What is being asked ->
Output the entire listing below exactly as it stands.

Data to process ->
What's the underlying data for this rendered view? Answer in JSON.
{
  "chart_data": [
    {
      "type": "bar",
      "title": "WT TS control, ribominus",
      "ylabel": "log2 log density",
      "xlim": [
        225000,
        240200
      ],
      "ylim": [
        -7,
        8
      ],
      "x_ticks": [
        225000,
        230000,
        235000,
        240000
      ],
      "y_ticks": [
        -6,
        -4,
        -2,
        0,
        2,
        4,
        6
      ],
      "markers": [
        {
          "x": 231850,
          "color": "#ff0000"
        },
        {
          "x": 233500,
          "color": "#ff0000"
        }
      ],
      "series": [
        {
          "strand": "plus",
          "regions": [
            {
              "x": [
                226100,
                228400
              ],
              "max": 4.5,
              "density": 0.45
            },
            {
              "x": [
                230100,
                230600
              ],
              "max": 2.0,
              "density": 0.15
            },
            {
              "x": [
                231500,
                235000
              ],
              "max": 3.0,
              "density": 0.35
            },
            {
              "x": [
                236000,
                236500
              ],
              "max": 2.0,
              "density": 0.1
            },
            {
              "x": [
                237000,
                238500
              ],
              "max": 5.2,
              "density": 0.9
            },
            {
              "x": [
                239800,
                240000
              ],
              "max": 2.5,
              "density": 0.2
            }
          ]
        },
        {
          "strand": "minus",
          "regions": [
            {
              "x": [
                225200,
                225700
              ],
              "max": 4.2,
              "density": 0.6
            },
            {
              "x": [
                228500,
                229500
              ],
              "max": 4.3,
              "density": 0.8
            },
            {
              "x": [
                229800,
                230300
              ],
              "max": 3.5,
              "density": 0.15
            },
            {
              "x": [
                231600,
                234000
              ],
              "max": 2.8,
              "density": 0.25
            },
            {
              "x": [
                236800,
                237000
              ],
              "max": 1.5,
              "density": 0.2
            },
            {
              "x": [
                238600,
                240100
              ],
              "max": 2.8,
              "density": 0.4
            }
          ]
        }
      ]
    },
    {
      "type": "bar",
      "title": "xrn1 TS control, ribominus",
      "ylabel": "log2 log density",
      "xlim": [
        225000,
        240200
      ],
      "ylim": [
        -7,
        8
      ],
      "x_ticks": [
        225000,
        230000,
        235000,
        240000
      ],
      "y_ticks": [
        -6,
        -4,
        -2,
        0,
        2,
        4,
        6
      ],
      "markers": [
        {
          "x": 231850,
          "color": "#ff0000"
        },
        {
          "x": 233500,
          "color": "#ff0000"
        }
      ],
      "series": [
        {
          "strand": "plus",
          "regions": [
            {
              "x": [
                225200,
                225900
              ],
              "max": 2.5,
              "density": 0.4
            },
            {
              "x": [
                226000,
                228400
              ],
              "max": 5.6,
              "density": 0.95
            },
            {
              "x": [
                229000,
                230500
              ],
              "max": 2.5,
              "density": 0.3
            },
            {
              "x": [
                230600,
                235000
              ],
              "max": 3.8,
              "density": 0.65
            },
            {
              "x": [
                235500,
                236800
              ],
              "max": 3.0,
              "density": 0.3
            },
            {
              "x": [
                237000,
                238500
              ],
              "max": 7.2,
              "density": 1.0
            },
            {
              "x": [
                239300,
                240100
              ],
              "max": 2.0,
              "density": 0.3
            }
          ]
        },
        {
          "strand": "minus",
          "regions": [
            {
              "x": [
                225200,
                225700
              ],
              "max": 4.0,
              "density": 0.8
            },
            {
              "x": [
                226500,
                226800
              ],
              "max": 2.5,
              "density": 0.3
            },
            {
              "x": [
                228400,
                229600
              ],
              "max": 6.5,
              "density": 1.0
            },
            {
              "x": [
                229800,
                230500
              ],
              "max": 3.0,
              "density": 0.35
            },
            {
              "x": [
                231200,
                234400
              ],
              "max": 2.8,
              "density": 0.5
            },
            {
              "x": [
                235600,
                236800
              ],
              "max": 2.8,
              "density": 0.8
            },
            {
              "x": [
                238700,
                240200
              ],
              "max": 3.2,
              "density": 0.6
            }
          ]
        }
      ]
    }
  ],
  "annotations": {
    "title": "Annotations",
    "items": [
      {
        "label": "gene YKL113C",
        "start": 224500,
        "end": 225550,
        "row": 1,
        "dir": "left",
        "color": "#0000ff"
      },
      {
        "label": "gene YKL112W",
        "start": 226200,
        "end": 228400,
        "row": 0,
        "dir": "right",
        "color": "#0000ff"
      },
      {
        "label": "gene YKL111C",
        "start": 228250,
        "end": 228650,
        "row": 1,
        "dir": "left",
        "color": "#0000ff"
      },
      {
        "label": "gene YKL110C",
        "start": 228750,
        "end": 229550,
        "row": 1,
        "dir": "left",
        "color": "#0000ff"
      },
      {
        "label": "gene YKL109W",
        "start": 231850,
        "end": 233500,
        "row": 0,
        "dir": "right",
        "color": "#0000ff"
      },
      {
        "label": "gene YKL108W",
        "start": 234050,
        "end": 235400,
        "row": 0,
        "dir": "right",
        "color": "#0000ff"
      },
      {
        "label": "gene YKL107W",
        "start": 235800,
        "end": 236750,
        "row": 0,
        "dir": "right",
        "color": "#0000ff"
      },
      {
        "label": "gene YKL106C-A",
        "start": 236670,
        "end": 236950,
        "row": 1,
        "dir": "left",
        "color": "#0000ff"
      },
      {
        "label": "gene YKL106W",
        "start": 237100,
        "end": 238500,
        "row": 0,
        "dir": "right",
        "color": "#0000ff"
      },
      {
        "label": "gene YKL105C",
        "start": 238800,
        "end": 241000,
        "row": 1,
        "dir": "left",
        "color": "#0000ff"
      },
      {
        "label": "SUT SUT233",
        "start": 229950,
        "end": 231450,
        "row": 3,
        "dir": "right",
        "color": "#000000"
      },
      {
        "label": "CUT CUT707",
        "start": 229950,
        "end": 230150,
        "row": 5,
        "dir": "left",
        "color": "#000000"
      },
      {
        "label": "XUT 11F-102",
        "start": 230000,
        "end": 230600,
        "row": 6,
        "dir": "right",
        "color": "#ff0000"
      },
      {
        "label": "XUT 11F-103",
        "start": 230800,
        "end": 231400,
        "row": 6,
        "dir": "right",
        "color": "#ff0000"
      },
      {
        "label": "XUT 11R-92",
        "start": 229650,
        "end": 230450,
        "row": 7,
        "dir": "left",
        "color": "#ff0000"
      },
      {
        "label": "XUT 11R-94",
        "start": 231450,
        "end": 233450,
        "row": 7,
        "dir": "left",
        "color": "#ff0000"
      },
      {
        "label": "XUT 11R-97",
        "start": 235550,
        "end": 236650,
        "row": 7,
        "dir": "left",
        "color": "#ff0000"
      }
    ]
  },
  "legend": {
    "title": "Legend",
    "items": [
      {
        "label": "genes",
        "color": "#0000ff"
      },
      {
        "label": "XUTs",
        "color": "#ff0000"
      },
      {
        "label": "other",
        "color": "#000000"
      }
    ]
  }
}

Answer to the problem ->
What's the underlying data for this rendered view? Answer in JSON.
{
  "chart_data": [
    {
      "type": "bar",
      "title": "WT TS control, ribominus",
      "ylabel": "log2 log density",
      "xlim": [
        225000,
        240200
      ],
      "ylim": [
        -7,
        8
      ],
      "x_ticks": [
        225000,
        230000,
        235000,
        240000
      ],
      "y_ticks": [
        -6,
        -4,
        -2,
        0,
        2,
        4,
        6
      ],
      "markers": [
        {
          "x": 231850,
          "color": "#ff0000"
        },
        {
          "x": 233500,
          "color": "#ff0000"
        }
      ],
      "series": [
        {
          "strand": "plus",
          "regions": [
            {
              "x": [
                226100,
                228400
              ],
              "max": 4.5,
              "density": 0.45
            },
            {
              "x": [
                230100,
                230600
              ],
              "max": 2.0,
              "density": 0.15
            },
            {
              "x": [
                231500,
                235000
              ],
              "max": 3.0,
              "density": 0.35
            },
            {
              "x": [
                236000,
                236500
              ],
              "max": 2.0,
              "density": 0.1
            },
            {
              "x": [
                237000,
                238500
              ],
              "max": 5.2,
              "density": 0.9
            },
            {
              "x": [
                239800,
                240000
              ],
              "max": 2.5,
              "density": 0.2
            }
          ]
        },
        {
          "strand": "minus",
          "regions": [
            {
              "x": [
                225200,
                225700
              ],
              "max": 4.2,
              "density": 0.6
            },
            {
              "x": [
                228500,
                229500
              ],
              "max": 4.3,
              "density": 0.8
            },
            {
              "x": [
                229800,
                230300
              ],
              "max": 3.5,
              "density": 0.15
            },
            {
              "x": [
                231600,
                234000
              ],
              "max": 2.8,
              "density": 0.25
            },
            {
              "x": [
                236800,
                237000
              ],
              "max": 1.5,
              "density": 0.2
            },
            {
              "x": [
                238600,
                240100
              ],
              "max": 2.8,
              "density": 0.4
            }
          ]
        }
      ]
    },
    {
      "type": "bar",
      "title": "xrn1 TS control, ribominus",
      "ylabel": "log2 log density",
      "xlim": [
        225000,
        240200
      ],
      "ylim": [
        -7,
        8
      ],
      "x_ticks": [
        225000,
        230000,
        235000,
        240000
      ],
      "y_ticks": [
        -6,
        -4,
        -2,
        0,
        2,
        4,
        6
      ],
      "markers": [
        {
          "x": 231850,
          "color": "#ff0000"
        },
        {
          "x": 233500,
          "color": "#ff0000"
        }
      ],
      "series": [
        {
          "strand": "plus",
          "regions": [
            {
              "x": [
                225200,
                225900
              ],
              "max": 2.5,
              "density": 0.4
            },
            {
              "x": [
                226000,
                228400
              ],
              "max": 5.6,
              "density": 0.95
            },
            {
              "x": [
                229000,
                230500
              ],
              "max": 2.5,
              "density": 0.3
            },
            {
              "x": [
                230600,
                235000
              ],
              "max": 3.8,
              "density": 0.65
            },
            {
              "x": [
                235500,
                236800
              ],
              "max": 3.0,
              "density": 0.3
            },
            {
              "x": [
                237000,
                238500
              ],
              "max": 7.2,
              "density": 1.0
            },
            {
              "x": [
                239300,
                240100
              ],
              "max": 2.0,
              "density": 0.3
            }
          ]
        },
        {
          "strand": "minus",
          "regions": [
            {
              "x": [
                225200,
                225700
              ],
              "max": 4.0,
              "density": 0.8
            },
            {
              "x": [
                226500,
                226800
              ],
              "max": 2.5,
              "density": 0.3
            },
            {
              "x": [
                228400,
                229600
              ],
              "max": 6.5,
              "density": 1.0
            },
            {
              "x": [
                229800,
                230500
              ],
              "max": 3.0,
              "density": 0.35
            },
            {
              "x": [
                231200,
                234400
              ],
              "max": 2.8,
              "density": 0.5
            },
            {
              "x": [
                235600,
                236800
              ],
              "max": 2.8,
              "density": 0.8
            },
            {
              "x": [
                238700,
                240200
              ],
              "max": 3.2,
              "density": 0.6
            }
          ]
        }
      ]
    }
  ],
  "annotations": {
    "title": "Annotations",
    "items": [
      {
        "label": "gene YKL113C",
        "start": 224500,
        "end": 225550,
        "row": 1,
        "dir": "left",
        "color": "#0000ff"
      },
      {
        "label": "gene YKL112W",
        "start": 226200,
        "end": 228400,
        "row": 0,
        "dir": "right",
        "color": "#0000ff"
      },
      {
        "label": "gene YKL111C",
        "start": 228250,
        "end": 228650,
        "row": 1,
        "dir": "left",
        "color": "#0000ff"
      },
      {
        "label": "gene YKL110C",
        "start": 228750,
        "end": 229550,
        "row": 1,
        "dir": "left",
        "color": "#0000ff"
      },
      {
        "label": "gene YKL109W",
        "start": 231850,
        "end": 233500,
        "row": 0,
        "dir": "right",
        "color": "#0000ff"
      },
      {
        "label": "gene YKL108W",
        "start": 234050,
        "end": 235400,
        "row": 0,
        "dir": "right",
        "color": "#0000ff"
      },
      {
        "label": "gene YKL107W",
        "start": 235800,
        "end": 236750,
        "row": 0,
        "dir": "right",
        "color": "#0000ff"
      },
      {
        "label": "gene YKL106C-A",
        "start": 236670,
        "end": 236950,
        "row": 1,
        "dir": "left",
        "color": "#0000ff"
      },
      {
        "label": "gene YKL106W",
        "start": 237100,
        "end": 238500,
        "row": 0,
        "dir": "right",
        "color": "#0000ff"
      },
      {
        "label": "gene YKL105C",
        "start": 238800,
        "end": 241000,
        "row": 1,
        "dir": "left",
        "color": "#0000ff"
      },
      {
        "label": "SUT SUT233",
        "start": 229950,
        "end": 231450,
        "row": 3,
        "dir": "right",
        "color": "#000000"
      },
      {
        "label": "CUT CUT707",
        "start": 229950,
        "end": 230150,
        "row": 5,
        "dir": "left",
        "color": "#000000"
      },
      {
        "label": "XUT 11F-102",
        "start": 230000,
        "end": 230600,
        "row": 6,
        "dir": "right",
        "color": "#ff0000"
      },
      {
        "label": "XUT 11F-103",
        "start": 230800,
        "end": 231400,
        "row": 6,
        "dir": "right",
        "color": "#ff0000"
      },
      {
        "label": "XUT 11R-92",
        "start": 229650,
        "end": 230450,
        "row": 7,
        "dir": "left",
        "color": "#ff0000"
      },
      {
        "label": "XUT 11R-94",
        "start": 231450,
        "end": 233450,
        "row": 7,
        "dir": "left",
        "color": "#ff0000"
      },
      {
        "label": "XUT 11R-97",
        "start": 235550,
        "end": 236650,
        "row": 7,
        "dir": "left",
        "color": "#ff0000"
      }
    ]
  },
  "legend": {
    "title": "Legend",
    "items": [
      {
        "label": "genes",
        "color": "#0000ff"
      },
      {
        "label": "XUTs",
        "color": "#ff0000"
      },
      {
        "label": "other",
        "color": "#000000"
      }
    ]
  }
}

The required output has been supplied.